## INSTRUCTION
With the pictures left out, copy the listing below exactly.

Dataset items
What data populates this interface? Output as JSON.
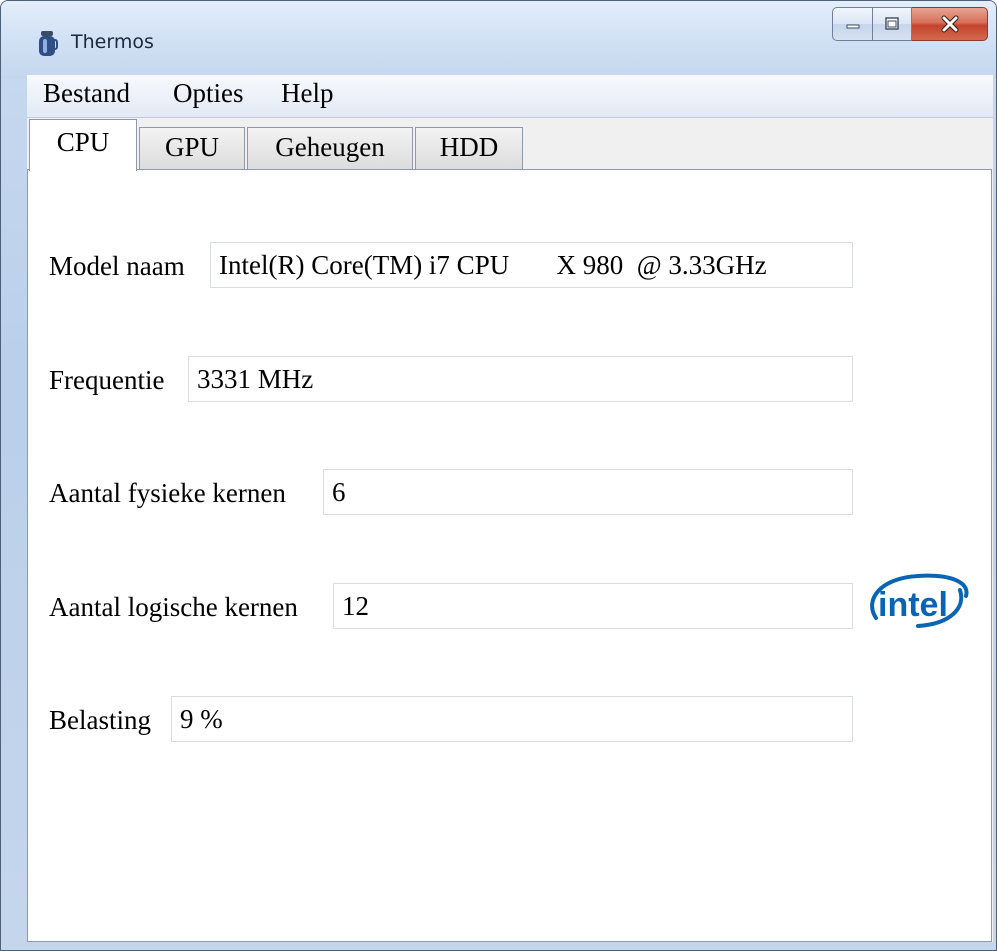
{
  "window": {
    "title": "Thermos",
    "app_icon": "thermos-icon",
    "controls": {
      "minimize_icon": "minimize-icon",
      "maximize_icon": "maximize-icon",
      "close_icon": "close-icon"
    }
  },
  "menu": {
    "items": [
      "Bestand",
      "Opties",
      "Help"
    ]
  },
  "tabs": {
    "items": [
      "CPU",
      "GPU",
      "Geheugen",
      "HDD"
    ],
    "active": "CPU"
  },
  "cpu": {
    "fields": [
      {
        "label": "Model naam",
        "value": "Intel(R) Core(TM) i7 CPU       X 980  @ 3.33GHz"
      },
      {
        "label": "Frequentie",
        "value": "3331 MHz"
      },
      {
        "label": "Aantal fysieke kernen",
        "value": "6"
      },
      {
        "label": "Aantal logische kernen",
        "value": "12"
      },
      {
        "label": "Belasting",
        "value": "9 %"
      }
    ],
    "logo": {
      "text": "intel",
      "color": "#0a64b4"
    }
  },
  "colors": {
    "titlebar": "#d3e2f5",
    "close_button": "#c4432b",
    "tab_border": "#8e9aac",
    "panel_bg": "#ffffff"
  }
}
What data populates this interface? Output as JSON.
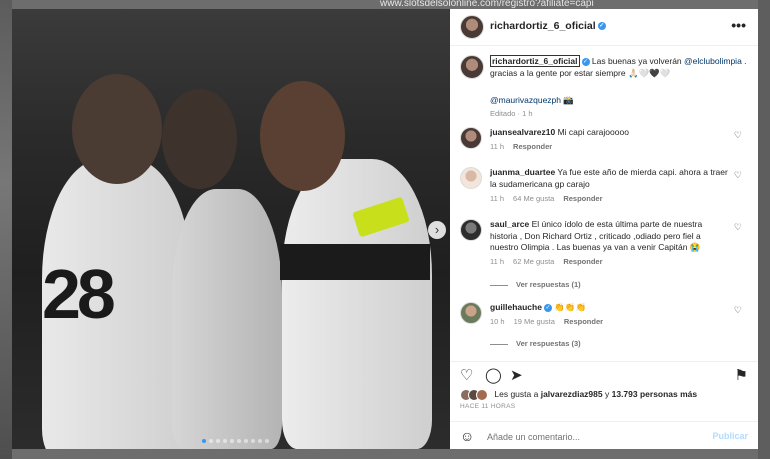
{
  "background": {
    "url_fragment": "www.slotsdelsolonline.com/registro?afiliate=capi"
  },
  "post": {
    "author": "richardortiz_6_oficial",
    "more_icon": "•••",
    "next_icon": "›",
    "carousel_total": 10,
    "carousel_active": 0,
    "photo_text": "28"
  },
  "caption": {
    "username": "richardortiz_6_oficial",
    "text_before": " Las buenas ya volverán ",
    "mention": "@elclubolimpia",
    "text_after": " . gracias a la gente por estar siempre 🙏🏻🤍🖤🤍",
    "credit": "@maurivazquezph 📸",
    "edited": "Editado",
    "time": "1 h"
  },
  "comments": [
    {
      "username": "juansealvarez10",
      "text": "Mi capi carajooooo",
      "time": "11 h",
      "likes": "",
      "reply": "Responder",
      "verified": false,
      "replies": ""
    },
    {
      "username": "juanma_duartee",
      "text": "Ya fue este año de mierda capi. ahora a traer la sudamericana gp carajo",
      "time": "11 h",
      "likes": "64 Me gusta",
      "reply": "Responder",
      "verified": false,
      "replies": ""
    },
    {
      "username": "saul_arce",
      "text": "El único ídolo de esta última parte de nuestra historia , Don Richard Ortiz , criticado ,odiado pero fiel a nuestro Olimpia . Las buenas ya van a venir Capitán 😭",
      "time": "11 h",
      "likes": "62 Me gusta",
      "reply": "Responder",
      "verified": false,
      "replies": "Ver respuestas (1)"
    },
    {
      "username": "guillehauche",
      "text": "👏👏👏",
      "time": "10 h",
      "likes": "19 Me gusta",
      "reply": "Responder",
      "verified": true,
      "replies": "Ver respuestas (3)"
    }
  ],
  "actions": {
    "like_icon": "♡",
    "comment_icon": "◯",
    "share_icon": "➤",
    "save_icon": "⚑"
  },
  "likes": {
    "prefix": "Les gusta a",
    "user": "jalvarezdiaz985",
    "suffix": "y",
    "count": "13.793 personas más"
  },
  "time_ago": "HACE 11 HORAS",
  "comment_box": {
    "emoji_icon": "☺",
    "placeholder": "Añade un comentario...",
    "post_label": "Publicar"
  }
}
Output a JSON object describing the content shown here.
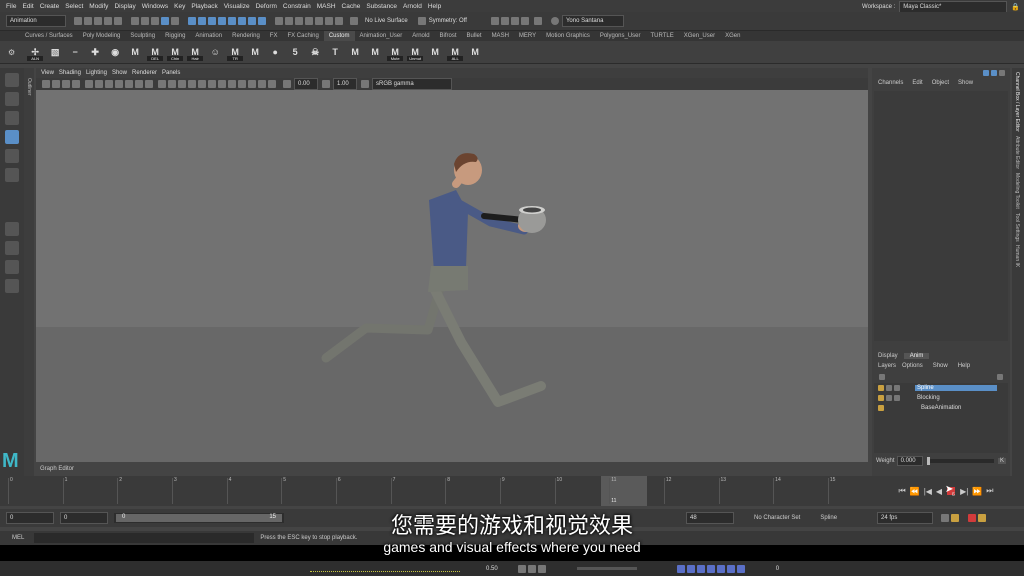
{
  "menubar": [
    "File",
    "Edit",
    "Create",
    "Select",
    "Modify",
    "Display",
    "Windows",
    "Key",
    "Playback",
    "Visualize",
    "Deform",
    "Constrain",
    "MASH",
    "Cache",
    "Substance",
    "Arnold",
    "Help"
  ],
  "workspace": {
    "label": "Workspace :",
    "value": "Maya Classic*"
  },
  "status": {
    "mode": "Animation",
    "live_surface": "No Live Surface",
    "symmetry": "Symmetry: Off",
    "user": "Yono Santana"
  },
  "shelf_tabs": [
    "Curves / Surfaces",
    "Poly Modeling",
    "Sculpting",
    "Rigging",
    "Animation",
    "Rendering",
    "FX",
    "FX Caching",
    "Custom",
    "Animation_User",
    "Arnold",
    "Bifrost",
    "Bullet",
    "MASH",
    "MERY",
    "Motion Graphics",
    "Polygons_User",
    "TURTLE",
    "XGen_User",
    "XGen"
  ],
  "shelf_active": "Custom",
  "shelf_items": [
    {
      "glyph": "✢",
      "label": "ALN"
    },
    {
      "glyph": "▧",
      "label": ""
    },
    {
      "glyph": "−",
      "label": ""
    },
    {
      "glyph": "✚",
      "label": ""
    },
    {
      "glyph": "◉",
      "label": ""
    },
    {
      "glyph": "M",
      "label": ""
    },
    {
      "glyph": "M",
      "label": "DEL"
    },
    {
      "glyph": "M",
      "label": "Chin"
    },
    {
      "glyph": "M",
      "label": "Hair"
    },
    {
      "glyph": "☺",
      "label": ""
    },
    {
      "glyph": "M",
      "label": "TR"
    },
    {
      "glyph": "M",
      "label": ""
    },
    {
      "glyph": "●",
      "label": ""
    },
    {
      "glyph": "5",
      "label": ""
    },
    {
      "glyph": "☠",
      "label": ""
    },
    {
      "glyph": "T",
      "label": ""
    },
    {
      "glyph": "M",
      "label": ""
    },
    {
      "glyph": "M",
      "label": ""
    },
    {
      "glyph": "M",
      "label": "Mute"
    },
    {
      "glyph": "M",
      "label": "Unmut"
    },
    {
      "glyph": "M",
      "label": ""
    },
    {
      "glyph": "M",
      "label": "ALL"
    },
    {
      "glyph": "M",
      "label": ""
    }
  ],
  "viewport_menu": [
    "View",
    "Shading",
    "Lighting",
    "Show",
    "Renderer",
    "Panels"
  ],
  "viewport_toolbar": {
    "exposure": "0.00",
    "gamma": "1.00",
    "colorspace": "sRGB gamma"
  },
  "outliner_label": "Outliner",
  "channel_box": {
    "menu": [
      "Channels",
      "Edit",
      "Object",
      "Show"
    ]
  },
  "layer_editor": {
    "tabs": [
      "Display",
      "Anim"
    ],
    "active_tab": "Anim",
    "menu": [
      "Layers",
      "Options",
      "Show",
      "Help"
    ],
    "layers": [
      {
        "name": "Spline",
        "selected": true
      },
      {
        "name": "Blocking",
        "selected": false
      },
      {
        "name": "BaseAnimation",
        "selected": false
      }
    ],
    "weight_label": "Weight",
    "weight_value": "0.000",
    "k_label": "K"
  },
  "side_tabs": [
    "Channel Box / Layer Editor",
    "Attribute Editor",
    "Modeling Toolkit",
    "Tool Settings",
    "Human IK"
  ],
  "graph_editor_label": "Graph Editor",
  "timeline": {
    "ticks": [
      "0",
      "1",
      "2",
      "3",
      "4",
      "5",
      "6",
      "7",
      "8",
      "9",
      "10",
      "11",
      "12",
      "13",
      "14",
      "15"
    ],
    "current": "11",
    "current_frame": "6"
  },
  "range": {
    "start": "0",
    "start2": "0",
    "slider_start": "0",
    "slider_end": "15",
    "end_field": "48",
    "char_set": "No Character Set",
    "layer": "Spline",
    "fps": "24 fps"
  },
  "mel": {
    "label": "MEL",
    "help": "Press the ESC key to stop playback."
  },
  "bottom": {
    "value": "0.50",
    "frame": "0"
  },
  "subtitles": {
    "cn": "您需要的游戏和视觉效果",
    "en": "games and visual effects where you need"
  },
  "logo": "M"
}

## THE ANSWER
What data populates this interface? Output as JSON.
{
  "window": {
    "title": "Thermos",
    "app_icon": "thermos-icon",
    "controls": {
      "minimize_icon": "minimize-icon",
      "maximize_icon": "maximize-icon",
      "close_icon": "close-icon"
    }
  },
  "menu": {
    "items": [
      "Bestand",
      "Opties",
      "Help"
    ]
  },
  "tabs": {
    "items": [
      "CPU",
      "GPU",
      "Geheugen",
      "HDD"
    ],
    "active": "CPU"
  },
  "cpu": {
    "fields": [
      {
        "label": "Model naam",
        "value": "Intel(R) Core(TM) i7 CPU       X 980  @ 3.33GHz"
      },
      {
        "label": "Frequentie",
        "value": "3331 MHz"
      },
      {
        "label": "Aantal fysieke kernen",
        "value": "6"
      },
      {
        "label": "Aantal logische kernen",
        "value": "12"
      },
      {
        "label": "Belasting",
        "value": "9 %"
      }
    ],
    "logo": {
      "text": "intel",
      "color": "#0a64b4"
    }
  },
  "colors": {
    "titlebar": "#d3e2f5",
    "close_button": "#c4432b",
    "tab_border": "#8e9aac",
    "panel_bg": "#ffffff"
  }
}
What data populates this interface? Output as JSON.
{
  "background": {
    "url_fragment": "www.slotsdelsolonline.com/registro?afiliate=capi"
  },
  "post": {
    "author": "richardortiz_6_oficial",
    "more_icon": "•••",
    "next_icon": "›",
    "carousel_total": 10,
    "carousel_active": 0,
    "photo_text": "28"
  },
  "caption": {
    "username": "richardortiz_6_oficial",
    "text_before": " Las buenas ya volverán ",
    "mention": "@elclubolimpia",
    "text_after": " . gracias a la gente por estar siempre 🙏🏻🤍🖤🤍",
    "credit": "@maurivazquezph 📸",
    "edited": "Editado",
    "time": "1 h"
  },
  "comments": [
    {
      "username": "juansealvarez10",
      "text": "Mi capi carajooooo",
      "time": "11 h",
      "likes": "",
      "reply": "Responder",
      "verified": false,
      "replies": ""
    },
    {
      "username": "juanma_duartee",
      "text": "Ya fue este año de mierda capi. ahora a traer la sudamericana gp carajo",
      "time": "11 h",
      "likes": "64 Me gusta",
      "reply": "Responder",
      "verified": false,
      "replies": ""
    },
    {
      "username": "saul_arce",
      "text": "El único ídolo de esta última parte de nuestra historia , Don Richard Ortiz , criticado ,odiado pero fiel a nuestro Olimpia . Las buenas ya van a venir Capitán 😭",
      "time": "11 h",
      "likes": "62 Me gusta",
      "reply": "Responder",
      "verified": false,
      "replies": "Ver respuestas (1)"
    },
    {
      "username": "guillehauche",
      "text": "👏👏👏",
      "time": "10 h",
      "likes": "19 Me gusta",
      "reply": "Responder",
      "verified": true,
      "replies": "Ver respuestas (3)"
    }
  ],
  "actions": {
    "like_icon": "♡",
    "comment_icon": "◯",
    "share_icon": "➤",
    "save_icon": "⚑"
  },
  "likes": {
    "prefix": "Les gusta a",
    "user": "jalvarezdiaz985",
    "suffix": "y",
    "count": "13.793 personas más"
  },
  "time_ago": "HACE 11 HORAS",
  "comment_box": {
    "emoji_icon": "☺",
    "placeholder": "Añade un comentario...",
    "post_label": "Publicar"
  }
}
Output a JSON object describing the content shown here.
{
  "menubar": [
    "File",
    "Edit",
    "Create",
    "Select",
    "Modify",
    "Display",
    "Windows",
    "Key",
    "Playback",
    "Visualize",
    "Deform",
    "Constrain",
    "MASH",
    "Cache",
    "Substance",
    "Arnold",
    "Help"
  ],
  "workspace": {
    "label": "Workspace :",
    "value": "Maya Classic*"
  },
  "status": {
    "mode": "Animation",
    "live_surface": "No Live Surface",
    "symmetry": "Symmetry: Off",
    "user": "Yono Santana"
  },
  "shelf_tabs": [
    "Curves / Surfaces",
    "Poly Modeling",
    "Sculpting",
    "Rigging",
    "Animation",
    "Rendering",
    "FX",
    "FX Caching",
    "Custom",
    "Animation_User",
    "Arnold",
    "Bifrost",
    "Bullet",
    "MASH",
    "MERY",
    "Motion Graphics",
    "Polygons_User",
    "TURTLE",
    "XGen_User",
    "XGen"
  ],
  "shelf_active": "Custom",
  "shelf_items": [
    {
      "glyph": "✢",
      "label": "ALN"
    },
    {
      "glyph": "▧",
      "label": ""
    },
    {
      "glyph": "−",
      "label": ""
    },
    {
      "glyph": "✚",
      "label": ""
    },
    {
      "glyph": "◉",
      "label": ""
    },
    {
      "glyph": "M",
      "label": ""
    },
    {
      "glyph": "M",
      "label": "DEL"
    },
    {
      "glyph": "M",
      "label": "Chin"
    },
    {
      "glyph": "M",
      "label": "Hair"
    },
    {
      "glyph": "☺",
      "label": ""
    },
    {
      "glyph": "M",
      "label": "TR"
    },
    {
      "glyph": "M",
      "label": ""
    },
    {
      "glyph": "●",
      "label": ""
    },
    {
      "glyph": "5",
      "label": ""
    },
    {
      "glyph": "☠",
      "label": ""
    },
    {
      "glyph": "T",
      "label": ""
    },
    {
      "glyph": "M",
      "label": ""
    },
    {
      "glyph": "M",
      "label": ""
    },
    {
      "glyph": "M",
      "label": "Mute"
    },
    {
      "glyph": "M",
      "label": "Unmut"
    },
    {
      "glyph": "M",
      "label": ""
    },
    {
      "glyph": "M",
      "label": "ALL"
    },
    {
      "glyph": "M",
      "label": ""
    }
  ],
  "viewport_menu": [
    "View",
    "Shading",
    "Lighting",
    "Show",
    "Renderer",
    "Panels"
  ],
  "viewport_toolbar": {
    "exposure": "0.00",
    "gamma": "1.00",
    "colorspace": "sRGB gamma"
  },
  "outliner_label": "Outliner",
  "channel_box": {
    "menu": [
      "Channels",
      "Edit",
      "Object",
      "Show"
    ]
  },
  "layer_editor": {
    "tabs": [
      "Display",
      "Anim"
    ],
    "active_tab": "Anim",
    "menu": [
      "Layers",
      "Options",
      "Show",
      "Help"
    ],
    "layers": [
      {
        "name": "Spline",
        "selected": true
      },
      {
        "name": "Blocking",
        "selected": false
      },
      {
        "name": "BaseAnimation",
        "selected": false
      }
    ],
    "weight_label": "Weight",
    "weight_value": "0.000",
    "k_label": "K"
  },
  "side_tabs": [
    "Channel Box / Layer Editor",
    "Attribute Editor",
    "Modeling Toolkit",
    "Tool Settings",
    "Human IK"
  ],
  "graph_editor_label": "Graph Editor",
  "timeline": {
    "ticks": [
      "0",
      "1",
      "2",
      "3",
      "4",
      "5",
      "6",
      "7",
      "8",
      "9",
      "10",
      "11",
      "12",
      "13",
      "14",
      "15"
    ],
    "current": "11",
    "current_frame": "6"
  },
  "range": {
    "start": "0",
    "start2": "0",
    "slider_start": "0",
    "slider_end": "15",
    "end_field": "48",
    "char_set": "No Character Set",
    "layer": "Spline",
    "fps": "24 fps"
  },
  "mel": {
    "label": "MEL",
    "help": "Press the ESC key to stop playback."
  },
  "bottom": {
    "value": "0.50",
    "frame": "0"
  },
  "subtitles": {
    "cn": "您需要的游戏和视觉效果",
    "en": "games and visual effects where you need"
  },
  "logo": "M"
}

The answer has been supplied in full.